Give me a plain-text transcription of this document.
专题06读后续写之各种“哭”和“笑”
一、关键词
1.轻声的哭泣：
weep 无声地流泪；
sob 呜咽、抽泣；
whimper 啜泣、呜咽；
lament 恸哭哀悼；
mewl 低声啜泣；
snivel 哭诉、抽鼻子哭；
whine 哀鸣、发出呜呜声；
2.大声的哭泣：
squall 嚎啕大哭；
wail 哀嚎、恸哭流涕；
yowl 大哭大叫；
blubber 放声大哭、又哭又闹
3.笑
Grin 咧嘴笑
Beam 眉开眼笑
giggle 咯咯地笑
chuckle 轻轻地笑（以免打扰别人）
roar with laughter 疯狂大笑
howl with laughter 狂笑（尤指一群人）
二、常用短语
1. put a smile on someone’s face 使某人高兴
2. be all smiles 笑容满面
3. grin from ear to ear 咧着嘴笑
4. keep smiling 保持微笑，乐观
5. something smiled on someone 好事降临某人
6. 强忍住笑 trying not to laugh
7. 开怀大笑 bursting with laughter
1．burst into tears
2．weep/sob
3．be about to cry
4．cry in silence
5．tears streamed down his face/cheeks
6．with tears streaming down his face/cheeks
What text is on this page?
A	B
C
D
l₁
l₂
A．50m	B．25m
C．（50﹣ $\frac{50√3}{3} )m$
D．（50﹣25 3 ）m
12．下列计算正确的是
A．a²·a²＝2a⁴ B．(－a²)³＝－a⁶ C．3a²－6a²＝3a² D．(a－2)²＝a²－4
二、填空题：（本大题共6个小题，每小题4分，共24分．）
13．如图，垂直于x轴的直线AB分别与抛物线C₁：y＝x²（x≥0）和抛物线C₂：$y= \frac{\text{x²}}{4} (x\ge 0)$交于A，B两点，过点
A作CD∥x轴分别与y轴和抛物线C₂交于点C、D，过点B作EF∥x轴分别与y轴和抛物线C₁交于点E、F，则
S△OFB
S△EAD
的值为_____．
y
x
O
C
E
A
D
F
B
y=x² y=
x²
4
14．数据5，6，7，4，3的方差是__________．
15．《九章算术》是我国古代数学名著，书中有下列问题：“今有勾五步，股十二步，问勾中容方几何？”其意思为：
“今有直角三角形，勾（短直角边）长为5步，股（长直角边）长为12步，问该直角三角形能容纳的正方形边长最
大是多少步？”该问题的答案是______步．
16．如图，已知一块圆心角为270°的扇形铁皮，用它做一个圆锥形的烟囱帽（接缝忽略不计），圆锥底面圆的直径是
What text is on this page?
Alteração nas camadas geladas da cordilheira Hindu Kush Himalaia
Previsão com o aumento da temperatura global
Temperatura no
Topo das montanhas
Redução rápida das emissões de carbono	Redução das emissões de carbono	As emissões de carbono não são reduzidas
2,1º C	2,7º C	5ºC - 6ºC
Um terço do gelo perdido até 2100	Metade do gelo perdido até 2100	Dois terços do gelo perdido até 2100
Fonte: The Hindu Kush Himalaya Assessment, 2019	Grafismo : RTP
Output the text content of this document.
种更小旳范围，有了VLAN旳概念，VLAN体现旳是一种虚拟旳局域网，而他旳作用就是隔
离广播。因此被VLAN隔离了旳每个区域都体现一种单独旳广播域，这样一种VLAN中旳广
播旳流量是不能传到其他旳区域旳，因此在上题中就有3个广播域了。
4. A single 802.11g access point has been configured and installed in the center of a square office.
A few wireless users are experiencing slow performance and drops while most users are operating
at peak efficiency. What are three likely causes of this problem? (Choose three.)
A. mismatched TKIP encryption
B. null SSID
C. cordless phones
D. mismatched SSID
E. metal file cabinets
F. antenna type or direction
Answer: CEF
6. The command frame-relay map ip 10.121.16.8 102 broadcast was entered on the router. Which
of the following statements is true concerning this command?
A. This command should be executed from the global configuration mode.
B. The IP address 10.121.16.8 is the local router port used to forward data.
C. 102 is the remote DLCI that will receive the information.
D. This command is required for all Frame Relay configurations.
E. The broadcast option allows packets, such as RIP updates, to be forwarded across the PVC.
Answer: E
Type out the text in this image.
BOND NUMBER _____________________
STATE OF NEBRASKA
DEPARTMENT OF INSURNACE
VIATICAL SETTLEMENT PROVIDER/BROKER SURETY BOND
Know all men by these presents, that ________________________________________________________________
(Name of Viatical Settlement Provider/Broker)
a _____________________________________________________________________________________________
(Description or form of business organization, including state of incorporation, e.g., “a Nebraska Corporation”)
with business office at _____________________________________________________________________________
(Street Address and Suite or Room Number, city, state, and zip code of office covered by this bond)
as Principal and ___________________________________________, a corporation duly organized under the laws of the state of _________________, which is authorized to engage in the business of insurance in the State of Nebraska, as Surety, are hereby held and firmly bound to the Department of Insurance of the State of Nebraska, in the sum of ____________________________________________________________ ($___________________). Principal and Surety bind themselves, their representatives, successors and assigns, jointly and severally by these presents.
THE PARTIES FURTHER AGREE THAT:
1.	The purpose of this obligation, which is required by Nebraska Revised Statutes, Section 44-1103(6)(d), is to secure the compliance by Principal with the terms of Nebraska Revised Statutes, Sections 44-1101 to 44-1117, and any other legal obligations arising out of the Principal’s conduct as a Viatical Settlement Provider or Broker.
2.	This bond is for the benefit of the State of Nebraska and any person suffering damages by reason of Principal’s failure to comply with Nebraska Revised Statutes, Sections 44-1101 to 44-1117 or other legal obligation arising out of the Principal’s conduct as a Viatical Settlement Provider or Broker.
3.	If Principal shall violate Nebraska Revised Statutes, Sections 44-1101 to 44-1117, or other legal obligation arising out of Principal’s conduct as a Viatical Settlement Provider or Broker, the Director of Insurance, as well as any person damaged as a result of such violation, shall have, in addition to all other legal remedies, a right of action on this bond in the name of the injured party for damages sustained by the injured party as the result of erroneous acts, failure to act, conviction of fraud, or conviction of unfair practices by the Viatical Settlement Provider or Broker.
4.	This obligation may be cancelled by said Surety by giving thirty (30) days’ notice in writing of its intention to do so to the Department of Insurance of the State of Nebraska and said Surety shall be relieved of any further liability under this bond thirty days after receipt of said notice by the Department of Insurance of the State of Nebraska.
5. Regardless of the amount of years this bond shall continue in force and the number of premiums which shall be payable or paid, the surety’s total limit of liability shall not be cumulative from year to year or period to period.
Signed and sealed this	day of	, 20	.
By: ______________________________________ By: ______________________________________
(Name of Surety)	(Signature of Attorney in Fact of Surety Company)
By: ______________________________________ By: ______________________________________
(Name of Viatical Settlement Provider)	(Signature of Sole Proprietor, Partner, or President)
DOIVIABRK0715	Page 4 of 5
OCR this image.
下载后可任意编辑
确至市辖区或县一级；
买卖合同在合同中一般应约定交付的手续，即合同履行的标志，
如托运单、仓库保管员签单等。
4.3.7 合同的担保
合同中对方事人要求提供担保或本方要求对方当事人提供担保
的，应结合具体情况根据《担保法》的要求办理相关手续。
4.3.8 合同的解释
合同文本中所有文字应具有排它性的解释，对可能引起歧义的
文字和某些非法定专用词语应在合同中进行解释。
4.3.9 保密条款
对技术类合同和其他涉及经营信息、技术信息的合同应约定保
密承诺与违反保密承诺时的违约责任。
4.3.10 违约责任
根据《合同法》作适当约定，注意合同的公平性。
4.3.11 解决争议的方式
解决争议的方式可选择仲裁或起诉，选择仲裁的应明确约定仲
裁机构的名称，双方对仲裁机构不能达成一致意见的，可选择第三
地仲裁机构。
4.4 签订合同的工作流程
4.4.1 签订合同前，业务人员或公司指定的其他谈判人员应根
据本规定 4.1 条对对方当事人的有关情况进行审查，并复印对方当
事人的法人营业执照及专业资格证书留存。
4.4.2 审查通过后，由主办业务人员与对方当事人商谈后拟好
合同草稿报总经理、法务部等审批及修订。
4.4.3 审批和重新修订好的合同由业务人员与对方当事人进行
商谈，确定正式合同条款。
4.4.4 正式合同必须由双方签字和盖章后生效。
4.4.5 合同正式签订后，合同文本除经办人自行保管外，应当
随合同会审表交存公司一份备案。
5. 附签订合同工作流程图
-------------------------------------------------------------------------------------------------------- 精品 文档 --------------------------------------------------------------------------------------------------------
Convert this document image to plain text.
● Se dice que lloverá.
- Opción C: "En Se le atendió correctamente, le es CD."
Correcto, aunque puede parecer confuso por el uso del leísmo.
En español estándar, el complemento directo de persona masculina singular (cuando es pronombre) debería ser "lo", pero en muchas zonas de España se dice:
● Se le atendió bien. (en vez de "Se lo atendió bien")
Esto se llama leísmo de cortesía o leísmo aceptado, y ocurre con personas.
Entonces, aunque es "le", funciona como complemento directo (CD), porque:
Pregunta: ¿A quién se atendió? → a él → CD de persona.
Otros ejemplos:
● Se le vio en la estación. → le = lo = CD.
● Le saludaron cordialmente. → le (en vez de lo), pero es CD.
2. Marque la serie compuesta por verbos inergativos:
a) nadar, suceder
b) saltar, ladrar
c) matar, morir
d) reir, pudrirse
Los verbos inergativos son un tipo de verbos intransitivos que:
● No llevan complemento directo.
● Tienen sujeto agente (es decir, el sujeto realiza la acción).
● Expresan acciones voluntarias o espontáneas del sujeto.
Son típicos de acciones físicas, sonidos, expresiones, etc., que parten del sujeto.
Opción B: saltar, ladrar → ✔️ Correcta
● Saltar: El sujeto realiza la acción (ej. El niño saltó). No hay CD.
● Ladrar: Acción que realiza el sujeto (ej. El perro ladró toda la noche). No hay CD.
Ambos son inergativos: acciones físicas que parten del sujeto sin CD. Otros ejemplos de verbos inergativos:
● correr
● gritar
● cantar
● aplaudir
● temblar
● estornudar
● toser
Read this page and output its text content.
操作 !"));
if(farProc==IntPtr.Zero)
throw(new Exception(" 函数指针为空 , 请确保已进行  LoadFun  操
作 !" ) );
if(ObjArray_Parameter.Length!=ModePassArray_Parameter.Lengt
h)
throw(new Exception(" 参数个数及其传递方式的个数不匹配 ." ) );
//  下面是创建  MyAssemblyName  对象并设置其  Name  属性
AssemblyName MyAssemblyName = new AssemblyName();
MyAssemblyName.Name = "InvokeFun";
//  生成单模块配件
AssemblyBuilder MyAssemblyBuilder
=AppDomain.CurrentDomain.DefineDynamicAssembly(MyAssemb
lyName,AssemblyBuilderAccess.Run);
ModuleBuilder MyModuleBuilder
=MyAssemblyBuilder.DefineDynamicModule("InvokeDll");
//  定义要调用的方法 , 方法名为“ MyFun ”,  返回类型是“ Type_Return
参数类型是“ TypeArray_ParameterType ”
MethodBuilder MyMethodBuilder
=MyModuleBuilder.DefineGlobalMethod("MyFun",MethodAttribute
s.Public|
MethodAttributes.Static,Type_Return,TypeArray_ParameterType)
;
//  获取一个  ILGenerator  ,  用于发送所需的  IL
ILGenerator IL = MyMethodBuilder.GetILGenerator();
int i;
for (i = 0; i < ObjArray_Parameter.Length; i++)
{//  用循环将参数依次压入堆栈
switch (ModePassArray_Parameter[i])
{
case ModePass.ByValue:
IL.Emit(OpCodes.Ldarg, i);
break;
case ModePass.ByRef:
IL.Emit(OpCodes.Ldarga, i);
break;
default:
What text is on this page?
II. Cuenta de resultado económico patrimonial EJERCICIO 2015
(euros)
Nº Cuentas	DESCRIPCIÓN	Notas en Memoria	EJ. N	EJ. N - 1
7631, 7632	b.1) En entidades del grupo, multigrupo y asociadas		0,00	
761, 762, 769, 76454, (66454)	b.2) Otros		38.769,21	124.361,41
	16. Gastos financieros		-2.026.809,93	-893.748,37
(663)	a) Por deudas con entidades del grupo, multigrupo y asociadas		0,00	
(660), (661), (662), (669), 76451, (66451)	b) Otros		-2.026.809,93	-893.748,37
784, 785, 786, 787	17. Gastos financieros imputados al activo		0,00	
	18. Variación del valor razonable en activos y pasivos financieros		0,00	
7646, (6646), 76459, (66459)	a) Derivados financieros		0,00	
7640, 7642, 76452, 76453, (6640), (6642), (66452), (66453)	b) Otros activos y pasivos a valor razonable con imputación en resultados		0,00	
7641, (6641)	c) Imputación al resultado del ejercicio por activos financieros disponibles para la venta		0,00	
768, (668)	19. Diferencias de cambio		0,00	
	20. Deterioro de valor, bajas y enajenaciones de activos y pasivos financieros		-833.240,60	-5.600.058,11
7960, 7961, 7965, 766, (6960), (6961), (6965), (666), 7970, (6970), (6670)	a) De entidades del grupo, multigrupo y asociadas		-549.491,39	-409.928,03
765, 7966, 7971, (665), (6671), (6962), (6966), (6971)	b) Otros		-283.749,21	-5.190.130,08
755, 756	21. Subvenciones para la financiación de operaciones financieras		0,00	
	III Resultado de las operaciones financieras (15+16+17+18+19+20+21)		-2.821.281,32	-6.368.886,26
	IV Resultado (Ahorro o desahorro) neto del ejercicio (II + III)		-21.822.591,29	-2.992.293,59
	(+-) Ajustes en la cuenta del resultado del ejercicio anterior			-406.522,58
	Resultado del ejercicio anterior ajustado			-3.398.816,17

_ _ _

◆ **The problem**
How many lines of the listing above include the word "sujeto"? State the number and nothing else.

◆ **Task answer**
6